Stored data:

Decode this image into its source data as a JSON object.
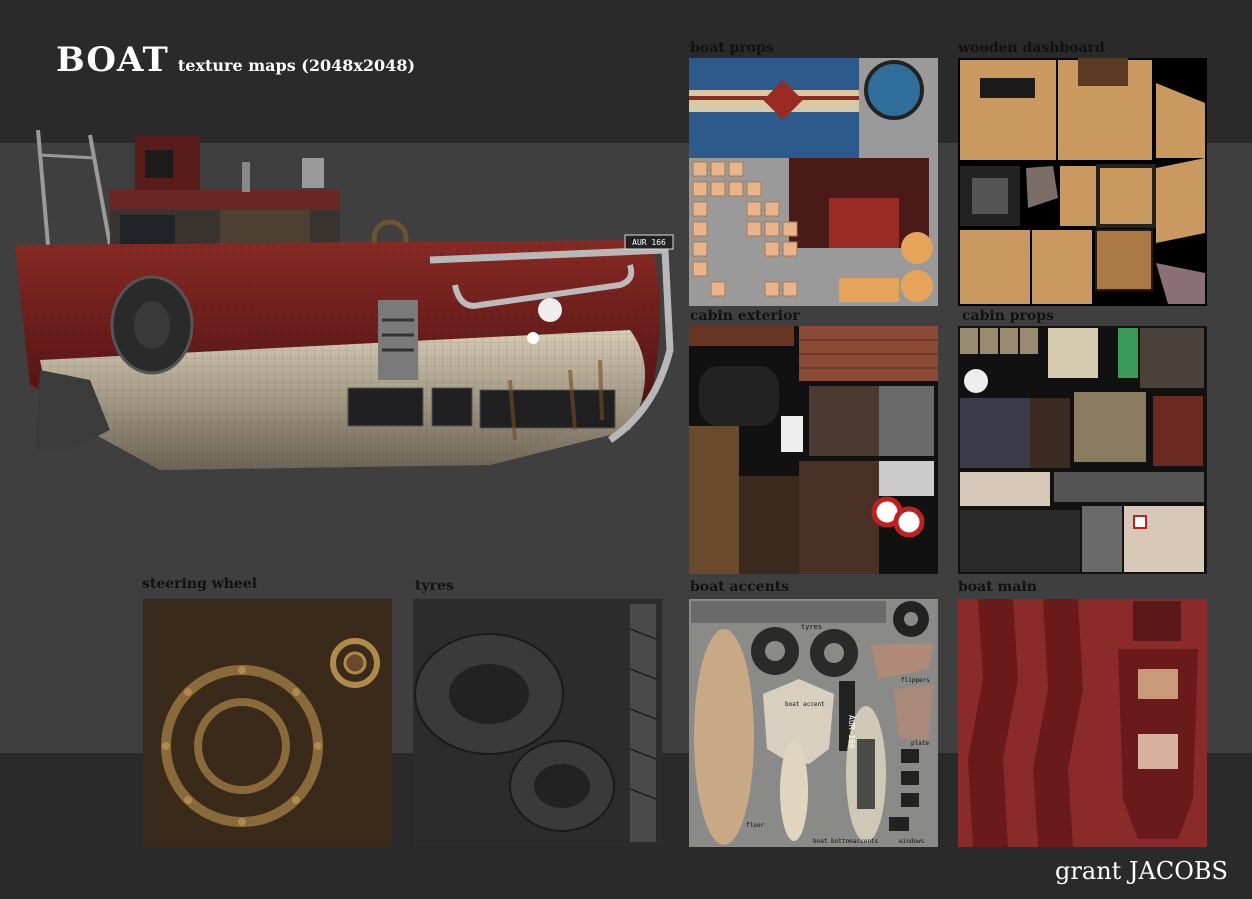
{
  "title": {
    "main": "BOAT",
    "sub": "texture maps (2048x2048)"
  },
  "boat_plate": "AUR 166",
  "maps": {
    "boat_props": "boat props",
    "wooden_dashboard": "wooden dashboard",
    "cabin_exterior": "cabin exterior",
    "cabin_props": "cabin props",
    "steering_wheel": "steering wheel",
    "tyres": "tyres",
    "boat_accents": "boat accents",
    "boat_main": "boat main"
  },
  "accent_tile_text": {
    "tyres": "tyres",
    "plate": "AUR 166",
    "boat_accent": "boat accent",
    "flippers": "flippers",
    "plate_small": "plate",
    "floor": "floor",
    "boat_bottom": "boat bottom",
    "accents": "accents",
    "windows": "windows"
  },
  "credit": "grant JACOBS",
  "colors": {
    "background_dark": "#2a2a2a",
    "background_mid": "#3f3f3f",
    "hull_red": "#7a1e1e",
    "wood": "#b8875a"
  }
}
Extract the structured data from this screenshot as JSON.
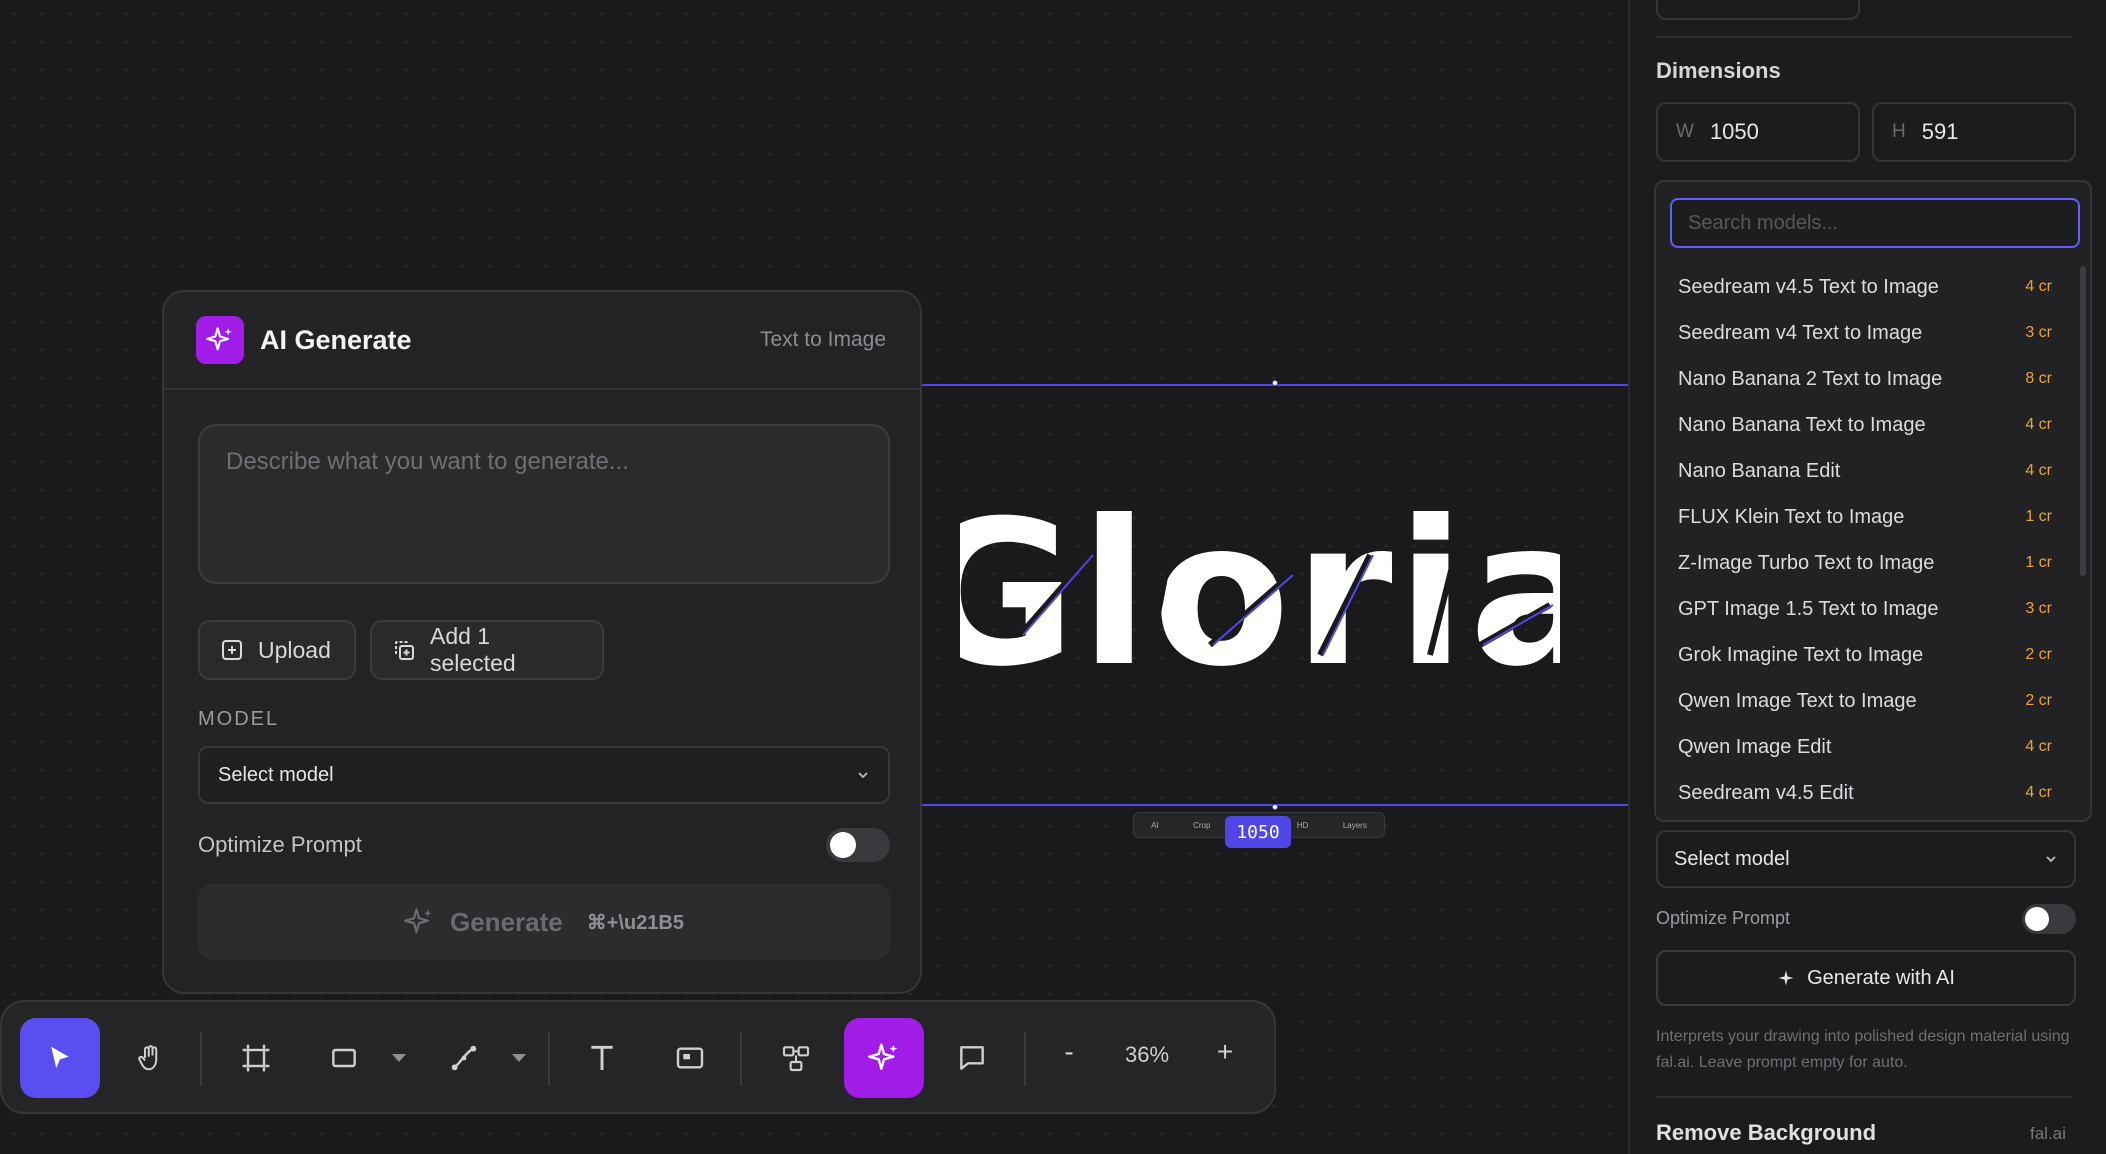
{
  "canvas": {
    "logo_text": "Gloria",
    "width_badge": "1050",
    "mini_toolbar": [
      "AI",
      "Crop",
      "1050",
      "HD",
      "Layers"
    ]
  },
  "ai_panel": {
    "title": "AI Generate",
    "subtitle": "Text to Image",
    "prompt_placeholder": "Describe what you want to generate...",
    "upload_label": "Upload",
    "add_selected_label": "Add 1 selected",
    "model_label": "MODEL",
    "model_select_value": "Select model",
    "optimize_label": "Optimize Prompt",
    "generate_label": "Generate",
    "generate_shortcut": "⌘+\\u21B5"
  },
  "toolbar": {
    "zoom_level": "36%",
    "zoom_out": "-",
    "zoom_in": "+"
  },
  "sidebar": {
    "dimensions_title": "Dimensions",
    "width_prefix": "W",
    "width_value": "1050",
    "height_prefix": "H",
    "height_value": "591",
    "select_model": "Select model",
    "optimize_label": "Optimize Prompt",
    "generate_ai_label": "Generate with AI",
    "description": "Interprets your drawing into polished design material using fal.ai. Leave prompt empty for auto.",
    "remove_bg_title": "Remove Background",
    "remove_bg_provider": "fal.ai"
  },
  "dropdown": {
    "search_placeholder": "Search models...",
    "items": [
      {
        "name": "Seedream v4.5 Text to Image",
        "cost": "4 cr"
      },
      {
        "name": "Seedream v4 Text to Image",
        "cost": "3 cr"
      },
      {
        "name": "Nano Banana 2 Text to Image",
        "cost": "8 cr"
      },
      {
        "name": "Nano Banana Text to Image",
        "cost": "4 cr"
      },
      {
        "name": "Nano Banana Edit",
        "cost": "4 cr"
      },
      {
        "name": "FLUX Klein Text to Image",
        "cost": "1 cr"
      },
      {
        "name": "Z-Image Turbo Text to Image",
        "cost": "1 cr"
      },
      {
        "name": "GPT Image 1.5 Text to Image",
        "cost": "3 cr"
      },
      {
        "name": "Grok Imagine Text to Image",
        "cost": "2 cr"
      },
      {
        "name": "Qwen Image Text to Image",
        "cost": "2 cr"
      },
      {
        "name": "Qwen Image Edit",
        "cost": "4 cr"
      },
      {
        "name": "Seedream v4.5 Edit",
        "cost": "4 cr"
      }
    ]
  },
  "colors": {
    "accent_blue": "#5b4ef0",
    "accent_purple": "#a21ce8",
    "cost_orange": "#e8a33a"
  }
}
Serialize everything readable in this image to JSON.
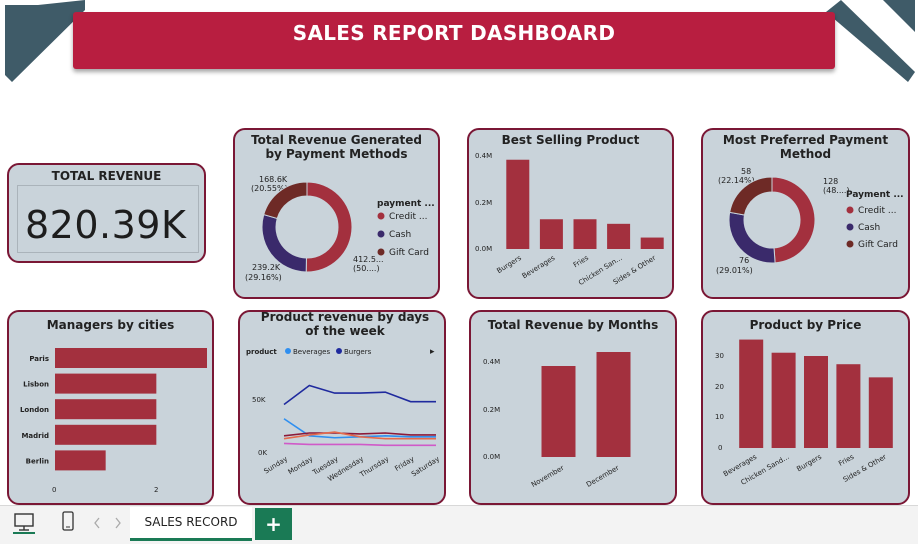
{
  "header": {
    "title": "SALES REPORT DASHBOARD"
  },
  "kpi": {
    "label": "TOTAL REVENUE",
    "value": "820.39K"
  },
  "colors": {
    "banner": "#b81e40",
    "bar": "#a3303e",
    "card_bg": "#c9d3da",
    "card_border": "#7a1735",
    "accent_green": "#1a7a55",
    "credit": "#a3303e",
    "cash": "#3a2a6b",
    "gift": "#6e2a26"
  },
  "donut_revenue": {
    "title": "Total Revenue Generated by Payment Methods",
    "legend_title": "payment ...",
    "legend": [
      "Credit ...",
      "Cash",
      "Gift Card"
    ],
    "labels": {
      "gift": "168.6K",
      "gift_pct": "(20.55%)",
      "cash": "239.2K",
      "cash_pct": "(29.16%)",
      "credit": "412.5...",
      "credit_pct": "(50....)"
    }
  },
  "best_selling": {
    "title": "Best Selling Product",
    "yticks": [
      "0.4M",
      "0.2M",
      "0.0M"
    ]
  },
  "payment_pref": {
    "title": "Most Preferred Payment Method",
    "legend_title": "Payment ...",
    "legend": [
      "Credit ...",
      "Cash",
      "Gift Card"
    ],
    "labels": {
      "gift": "58",
      "gift_pct": "(22.14%)",
      "credit": "128",
      "credit_pct": "(48....)",
      "cash": "76",
      "cash_pct": "(29.01%)"
    }
  },
  "managers": {
    "title": "Managers by cities",
    "xticks": [
      "0",
      "2"
    ]
  },
  "days": {
    "title": "Product revenue by days of the week",
    "legend_label": "product",
    "legend": [
      "Beverages",
      "Burgers"
    ],
    "yticks": [
      "50K",
      "0K"
    ],
    "more_icon": "▸"
  },
  "months": {
    "title": "Total Revenue by Months",
    "yticks": [
      "0.4M",
      "0.2M",
      "0.0M"
    ]
  },
  "price": {
    "title": "Product by Price",
    "yticks": [
      "30",
      "20",
      "10",
      "0"
    ]
  },
  "bottom": {
    "sheet_tab": "SALES RECORD",
    "add_label": "+",
    "icons": [
      "desktop-icon",
      "mobile-icon",
      "nav-prev-icon",
      "nav-next-icon"
    ]
  },
  "chart_data": [
    {
      "type": "pie",
      "title": "Total Revenue Generated by Payment Methods",
      "categories": [
        "Credit Card",
        "Cash",
        "Gift Card"
      ],
      "values": [
        412.5,
        239.2,
        168.6
      ],
      "unit": "K"
    },
    {
      "type": "bar",
      "title": "Best Selling Product",
      "categories": [
        "Burgers",
        "Beverages",
        "Fries",
        "Chicken San...",
        "Sides & Other"
      ],
      "values": [
        0.39,
        0.13,
        0.13,
        0.11,
        0.05
      ],
      "ylim": [
        0,
        0.45
      ],
      "unit": "M"
    },
    {
      "type": "pie",
      "title": "Most Preferred Payment Method",
      "categories": [
        "Credit Card",
        "Cash",
        "Gift Card"
      ],
      "values": [
        128,
        76,
        58
      ]
    },
    {
      "type": "bar",
      "title": "Managers by cities",
      "categories": [
        "Paris",
        "Lisbon",
        "London",
        "Madrid",
        "Berlin"
      ],
      "values": [
        3,
        2,
        2,
        2,
        1
      ],
      "orientation": "horizontal",
      "xlim": [
        0,
        3
      ]
    },
    {
      "type": "line",
      "title": "Product revenue by days of the week",
      "x": [
        "Sunday",
        "Monday",
        "Tuesday",
        "Wednesday",
        "Thursday",
        "Friday",
        "Saturday"
      ],
      "ylim": [
        0,
        100
      ],
      "series": [
        {
          "name": "Beverages",
          "color": "#2f8ff0",
          "values": [
            35,
            17,
            15,
            16,
            17,
            16,
            16
          ]
        },
        {
          "name": "Burgers",
          "color": "#1f2a9e",
          "values": [
            50,
            70,
            62,
            62,
            63,
            53,
            53
          ]
        },
        {
          "color": "#8b1a3a",
          "values": [
            17,
            20,
            20,
            19,
            20,
            18,
            18
          ]
        },
        {
          "color": "#e46a4c",
          "values": [
            14,
            18,
            21,
            16,
            14,
            14,
            14
          ]
        },
        {
          "color": "#d05ac8",
          "values": [
            9,
            8,
            8,
            8,
            7,
            7,
            7
          ]
        }
      ]
    },
    {
      "type": "bar",
      "title": "Total Revenue by Months",
      "categories": [
        "November",
        "December"
      ],
      "values": [
        0.39,
        0.45
      ],
      "ylim": [
        0,
        0.6
      ],
      "unit": "M"
    },
    {
      "type": "bar",
      "title": "Product by Price",
      "categories": [
        "Beverages",
        "Chicken Sand...",
        "Burgers",
        "Fries",
        "Sides & Other"
      ],
      "values": [
        33,
        29,
        28,
        25.5,
        21.5
      ],
      "ylim": [
        0,
        35
      ]
    }
  ]
}
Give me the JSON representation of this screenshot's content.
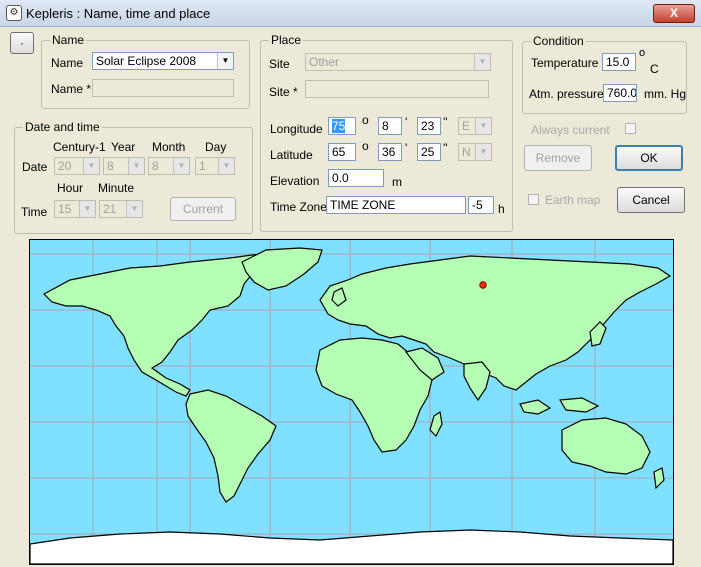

_Exercise_: State only the number of lines in these entries that contain "Nano".

_Solution to the exercise_: 3